• ENTRIES SHOWN:
+ + +

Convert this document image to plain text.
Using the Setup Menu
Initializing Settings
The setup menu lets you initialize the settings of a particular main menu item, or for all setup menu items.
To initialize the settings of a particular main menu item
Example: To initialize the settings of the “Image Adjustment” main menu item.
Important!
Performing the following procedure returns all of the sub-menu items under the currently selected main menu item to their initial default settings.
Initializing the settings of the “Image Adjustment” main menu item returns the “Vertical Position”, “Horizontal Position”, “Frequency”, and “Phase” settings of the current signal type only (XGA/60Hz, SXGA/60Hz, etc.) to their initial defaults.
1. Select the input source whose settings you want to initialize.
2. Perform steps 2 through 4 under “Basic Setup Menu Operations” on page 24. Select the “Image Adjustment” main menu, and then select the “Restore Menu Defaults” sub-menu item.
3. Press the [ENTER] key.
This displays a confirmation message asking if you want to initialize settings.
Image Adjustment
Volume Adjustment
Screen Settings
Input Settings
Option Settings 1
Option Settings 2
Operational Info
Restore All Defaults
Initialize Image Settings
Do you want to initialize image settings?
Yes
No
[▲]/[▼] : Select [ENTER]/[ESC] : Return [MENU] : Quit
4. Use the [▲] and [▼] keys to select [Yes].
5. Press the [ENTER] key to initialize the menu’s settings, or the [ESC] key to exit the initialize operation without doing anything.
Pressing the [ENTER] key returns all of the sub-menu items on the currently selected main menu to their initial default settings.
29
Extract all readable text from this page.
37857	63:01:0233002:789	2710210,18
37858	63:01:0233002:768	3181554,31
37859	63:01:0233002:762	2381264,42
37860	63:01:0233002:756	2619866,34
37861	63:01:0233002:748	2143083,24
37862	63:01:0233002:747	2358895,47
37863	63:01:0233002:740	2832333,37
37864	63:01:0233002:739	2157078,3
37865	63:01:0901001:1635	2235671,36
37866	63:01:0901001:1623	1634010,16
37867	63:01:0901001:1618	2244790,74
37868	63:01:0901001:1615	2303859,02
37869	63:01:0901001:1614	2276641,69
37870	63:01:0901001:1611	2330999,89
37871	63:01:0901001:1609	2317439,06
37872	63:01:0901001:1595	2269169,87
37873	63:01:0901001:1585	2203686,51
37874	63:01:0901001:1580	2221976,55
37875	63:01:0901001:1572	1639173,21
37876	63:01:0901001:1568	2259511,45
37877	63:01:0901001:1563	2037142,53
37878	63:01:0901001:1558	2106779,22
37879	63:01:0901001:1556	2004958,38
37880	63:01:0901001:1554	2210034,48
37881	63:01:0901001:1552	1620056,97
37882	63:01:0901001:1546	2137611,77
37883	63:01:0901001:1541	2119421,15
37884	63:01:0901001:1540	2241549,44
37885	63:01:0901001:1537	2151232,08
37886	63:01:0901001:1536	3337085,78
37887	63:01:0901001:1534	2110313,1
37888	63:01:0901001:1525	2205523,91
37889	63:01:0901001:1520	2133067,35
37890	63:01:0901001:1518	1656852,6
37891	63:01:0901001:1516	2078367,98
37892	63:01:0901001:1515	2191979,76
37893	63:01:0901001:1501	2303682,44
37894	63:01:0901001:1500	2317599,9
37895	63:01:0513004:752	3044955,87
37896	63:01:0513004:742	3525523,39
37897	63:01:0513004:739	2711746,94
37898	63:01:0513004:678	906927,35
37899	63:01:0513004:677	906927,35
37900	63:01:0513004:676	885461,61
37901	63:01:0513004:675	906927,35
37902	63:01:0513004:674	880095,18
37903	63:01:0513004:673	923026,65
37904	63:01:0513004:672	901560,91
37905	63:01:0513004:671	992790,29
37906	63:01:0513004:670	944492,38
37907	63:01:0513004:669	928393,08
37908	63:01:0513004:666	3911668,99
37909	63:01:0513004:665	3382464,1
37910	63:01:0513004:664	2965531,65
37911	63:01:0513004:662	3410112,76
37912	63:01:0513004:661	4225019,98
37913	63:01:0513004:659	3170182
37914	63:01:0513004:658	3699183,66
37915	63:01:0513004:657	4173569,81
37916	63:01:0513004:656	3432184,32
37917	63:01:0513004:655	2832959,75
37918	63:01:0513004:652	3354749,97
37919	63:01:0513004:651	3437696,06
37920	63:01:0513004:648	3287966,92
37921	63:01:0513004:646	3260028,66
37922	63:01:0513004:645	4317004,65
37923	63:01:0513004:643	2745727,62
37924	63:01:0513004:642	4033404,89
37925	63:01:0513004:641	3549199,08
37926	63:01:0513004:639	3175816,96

+ + +

• PROBLEM:
Write down all the entries again without a single difference.

• THE OUTPUT:
Convert this document image to plain text.
Using the Setup Menu
Initializing Settings
The setup menu lets you initialize the settings of a particular main menu item, or for all setup menu items.
To initialize the settings of a particular main menu item
Example: To initialize the settings of the “Image Adjustment” main menu item.
Important!
Performing the following procedure returns all of the sub-menu items under the currently selected main menu item to their initial default settings.
Initializing the settings of the “Image Adjustment” main menu item returns the “Vertical Position”, “Horizontal Position”, “Frequency”, and “Phase” settings of the current signal type only (XGA/60Hz, SXGA/60Hz, etc.) to their initial defaults.
1. Select the input source whose settings you want to initialize.
2. Perform steps 2 through 4 under “Basic Setup Menu Operations” on page 24. Select the “Image Adjustment” main menu, and then select the “Restore Menu Defaults” sub-menu item.
3. Press the [ENTER] key.
This displays a confirmation message asking if you want to initialize settings.
Image Adjustment
Volume Adjustment
Screen Settings
Input Settings
Option Settings 1
Option Settings 2
Operational Info
Restore All Defaults
Initialize Image Settings
Do you want to initialize image settings?
Yes
No
[▲]/[▼] : Select [ENTER]/[ESC] : Return [MENU] : Quit
4. Use the [▲] and [▼] keys to select [Yes].
5. Press the [ENTER] key to initialize the menu’s settings, or the [ESC] key to exit the initialize operation without doing anything.
Pressing the [ENTER] key returns all of the sub-menu items on the currently selected main menu to their initial default settings.
29
Extract all readable text from this page.
37857	63:01:0233002:789	2710210,18
37858	63:01:0233002:768	3181554,31
37859	63:01:0233002:762	2381264,42
37860	63:01:0233002:756	2619866,34
37861	63:01:0233002:748	2143083,24
37862	63:01:0233002:747	2358895,47
37863	63:01:0233002:740	2832333,37
37864	63:01:0233002:739	2157078,3
37865	63:01:0901001:1635	2235671,36
37866	63:01:0901001:1623	1634010,16
37867	63:01:0901001:1618	2244790,74
37868	63:01:0901001:1615	2303859,02
37869	63:01:0901001:1614	2276641,69
37870	63:01:0901001:1611	2330999,89
37871	63:01:0901001:1609	2317439,06
37872	63:01:0901001:1595	2269169,87
37873	63:01:0901001:1585	2203686,51
37874	63:01:0901001:1580	2221976,55
37875	63:01:0901001:1572	1639173,21
37876	63:01:0901001:1568	2259511,45
37877	63:01:0901001:1563	2037142,53
37878	63:01:0901001:1558	2106779,22
37879	63:01:0901001:1556	2004958,38
37880	63:01:0901001:1554	2210034,48
37881	63:01:0901001:1552	1620056,97
37882	63:01:0901001:1546	2137611,77
37883	63:01:0901001:1541	2119421,15
37884	63:01:0901001:1540	2241549,44
37885	63:01:0901001:1537	2151232,08
37886	63:01:0901001:1536	3337085,78
37887	63:01:0901001:1534	2110313,1
37888	63:01:0901001:1525	2205523,91
37889	63:01:0901001:1520	2133067,35
37890	63:01:0901001:1518	1656852,6
37891	63:01:0901001:1516	2078367,98
37892	63:01:0901001:1515	2191979,76
37893	63:01:0901001:1501	2303682,44
37894	63:01:0901001:1500	2317599,9
37895	63:01:0513004:752	3044955,87
37896	63:01:0513004:742	3525523,39
37897	63:01:0513004:739	2711746,94
37898	63:01:0513004:678	906927,35
37899	63:01:0513004:677	906927,35
37900	63:01:0513004:676	885461,61
37901	63:01:0513004:675	906927,35
37902	63:01:0513004:674	880095,18
37903	63:01:0513004:673	923026,65
37904	63:01:0513004:672	901560,91
37905	63:01:0513004:671	992790,29
37906	63:01:0513004:670	944492,38
37907	63:01:0513004:669	928393,08
37908	63:01:0513004:666	3911668,99
37909	63:01:0513004:665	3382464,1
37910	63:01:0513004:664	2965531,65
37911	63:01:0513004:662	3410112,76
37912	63:01:0513004:661	4225019,98
37913	63:01:0513004:659	3170182
37914	63:01:0513004:658	3699183,66
37915	63:01:0513004:657	4173569,81
37916	63:01:0513004:656	3432184,32
37917	63:01:0513004:655	2832959,75
37918	63:01:0513004:652	3354749,97
37919	63:01:0513004:651	3437696,06
37920	63:01:0513004:648	3287966,92
37921	63:01:0513004:646	3260028,66
37922	63:01:0513004:645	4317004,65
37923	63:01:0513004:643	2745727,62
37924	63:01:0513004:642	4033404,89
37925	63:01:0513004:641	3549199,08
37926	63:01:0513004:639	3175816,96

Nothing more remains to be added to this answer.